REQUIREMENTS:
A - Say whether each statement agrees with the article on iPhone 5 production cuts. Answer yes or no for each, quoting the deciding words from the article. (i) Brian Blair says Apple has trimmed some panel orders for the iPad and the MacBook. (ii) Blair places the cuts in the 50% range. (iii) Apple ordered panels aggressively in November and December because yields were high.
B - Please write what follows the last sentence of the article on iPhone 5 production cuts.

EXTRACT:
····················

This article is more than 10 years old.

Was the Wall Street Journal's story this week on production cuts for the Apple iPhone 5 just flat out wrong?

That's what Wedge Partners analyst Brian Blair says. The analyst writes in a note to clients today that the reports of a 50% cut in orders for iPhone related components due to weakening demand for the iPhone "are simply erroneous."

He says it does appear to be the case that Apple has trimmed some panel orders for the iPhone and iPod Touch as well as for the iPad and the MacBook, but he does not find the cuits alarming. "We see these cuts as primarily related to normal seasonal patterns coming off of the holiday period and believe they are within a normal 15-25% range, not the 50% range that was reported over the weekend," he writes.

The analyst adds that Apple was ordering panels aggressively in the November/December time period due to low yields at the time. As panel yields have improved, Apple has been able to reduce orders, he says.

····················

ITEMS:
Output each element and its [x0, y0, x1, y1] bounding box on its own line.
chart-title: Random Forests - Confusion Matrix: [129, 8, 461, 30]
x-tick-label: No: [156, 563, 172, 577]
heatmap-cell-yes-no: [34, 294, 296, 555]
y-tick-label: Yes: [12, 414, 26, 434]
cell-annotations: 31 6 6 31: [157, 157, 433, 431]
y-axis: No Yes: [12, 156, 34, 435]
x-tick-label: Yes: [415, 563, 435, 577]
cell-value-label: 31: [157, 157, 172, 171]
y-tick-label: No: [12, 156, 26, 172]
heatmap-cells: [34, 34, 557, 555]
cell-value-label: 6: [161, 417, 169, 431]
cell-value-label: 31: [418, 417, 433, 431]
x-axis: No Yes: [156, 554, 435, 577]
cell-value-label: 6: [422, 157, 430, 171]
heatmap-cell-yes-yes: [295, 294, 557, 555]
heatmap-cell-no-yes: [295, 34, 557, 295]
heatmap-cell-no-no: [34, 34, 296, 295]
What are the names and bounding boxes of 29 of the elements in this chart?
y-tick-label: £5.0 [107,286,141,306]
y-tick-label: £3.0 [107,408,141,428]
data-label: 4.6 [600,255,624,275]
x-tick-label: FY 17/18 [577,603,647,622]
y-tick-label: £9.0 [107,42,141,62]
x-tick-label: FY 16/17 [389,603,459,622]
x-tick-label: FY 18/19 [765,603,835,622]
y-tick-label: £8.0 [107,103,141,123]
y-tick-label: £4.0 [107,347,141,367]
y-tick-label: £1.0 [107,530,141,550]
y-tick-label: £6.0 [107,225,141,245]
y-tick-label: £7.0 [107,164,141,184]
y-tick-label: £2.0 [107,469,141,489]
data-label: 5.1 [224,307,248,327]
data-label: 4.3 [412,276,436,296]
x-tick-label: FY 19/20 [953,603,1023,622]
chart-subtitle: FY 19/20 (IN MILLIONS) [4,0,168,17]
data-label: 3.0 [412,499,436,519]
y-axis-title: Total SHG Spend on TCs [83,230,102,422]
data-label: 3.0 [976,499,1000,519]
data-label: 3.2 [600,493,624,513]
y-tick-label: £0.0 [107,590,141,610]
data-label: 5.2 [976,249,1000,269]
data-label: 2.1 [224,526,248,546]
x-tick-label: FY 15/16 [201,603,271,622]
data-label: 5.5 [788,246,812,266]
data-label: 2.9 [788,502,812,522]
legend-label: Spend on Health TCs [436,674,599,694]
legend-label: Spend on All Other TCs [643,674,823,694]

····················

ANSWER SET:
A -
(i) Yes: "Apple has trimmed some panel orders for the iPhone and iPod Touch as well as for the iPad and the MacBook"
(ii) No: "within a normal 15-25% range, not the 50% range that was reported over the weekend"
(iii) No: "due to low yields at the time"

B -
Blair say he continues to see iPhone unit sales of 50 million for the December quarter and 40 million for the March quarter. For the 2013 calendar year, he raises his unit forecast to 180 million from 163 million. Blair also thinks that Apple could shorten the refresh windows for the next iPhone, with a June launch possible "in an effort to stave off intensifying competition from Samsung."

Apple shares, which have been under intense selling pressure in recent sessions, today is up $22.86, or 4.7%, to $508.78.